Task statement:
Return all lines where the word "Program" can be found.

Stored data:

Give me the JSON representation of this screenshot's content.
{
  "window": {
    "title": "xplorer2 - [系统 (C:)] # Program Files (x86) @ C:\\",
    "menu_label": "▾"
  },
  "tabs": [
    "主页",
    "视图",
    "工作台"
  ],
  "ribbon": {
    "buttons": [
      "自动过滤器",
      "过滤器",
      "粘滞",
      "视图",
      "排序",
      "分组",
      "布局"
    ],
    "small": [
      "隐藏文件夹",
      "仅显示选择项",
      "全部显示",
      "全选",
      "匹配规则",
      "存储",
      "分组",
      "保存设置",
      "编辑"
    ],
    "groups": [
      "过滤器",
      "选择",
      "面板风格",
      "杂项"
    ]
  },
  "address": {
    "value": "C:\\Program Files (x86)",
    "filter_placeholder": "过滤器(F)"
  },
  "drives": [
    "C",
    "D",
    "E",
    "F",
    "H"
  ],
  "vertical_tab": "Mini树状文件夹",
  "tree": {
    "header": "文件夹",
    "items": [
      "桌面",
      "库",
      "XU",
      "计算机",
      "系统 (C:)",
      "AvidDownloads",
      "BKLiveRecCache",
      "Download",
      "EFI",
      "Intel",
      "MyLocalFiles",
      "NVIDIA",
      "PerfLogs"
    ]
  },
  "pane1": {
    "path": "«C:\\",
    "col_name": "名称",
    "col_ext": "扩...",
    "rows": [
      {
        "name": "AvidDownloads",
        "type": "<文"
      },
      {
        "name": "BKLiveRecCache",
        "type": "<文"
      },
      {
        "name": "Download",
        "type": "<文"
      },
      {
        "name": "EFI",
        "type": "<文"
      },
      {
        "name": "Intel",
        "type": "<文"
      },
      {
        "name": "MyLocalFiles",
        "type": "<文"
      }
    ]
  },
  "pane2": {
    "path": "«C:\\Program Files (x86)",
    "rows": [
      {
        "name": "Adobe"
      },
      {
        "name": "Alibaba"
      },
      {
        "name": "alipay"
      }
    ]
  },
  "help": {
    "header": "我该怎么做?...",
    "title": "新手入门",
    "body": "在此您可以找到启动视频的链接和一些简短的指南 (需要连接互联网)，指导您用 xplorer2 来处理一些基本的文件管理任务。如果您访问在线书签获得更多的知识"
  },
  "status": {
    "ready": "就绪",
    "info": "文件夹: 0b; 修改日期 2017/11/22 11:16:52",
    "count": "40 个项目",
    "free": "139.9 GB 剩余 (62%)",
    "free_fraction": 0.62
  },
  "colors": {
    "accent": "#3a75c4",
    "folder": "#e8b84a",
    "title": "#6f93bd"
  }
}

Solution below:
    "title": "xplorer2 - [系统 (C:)] # Program Files (x86) @ C:\\",
    "value": "C:\\Program Files (x86)",
    "path": "«C:\\Program Files (x86)",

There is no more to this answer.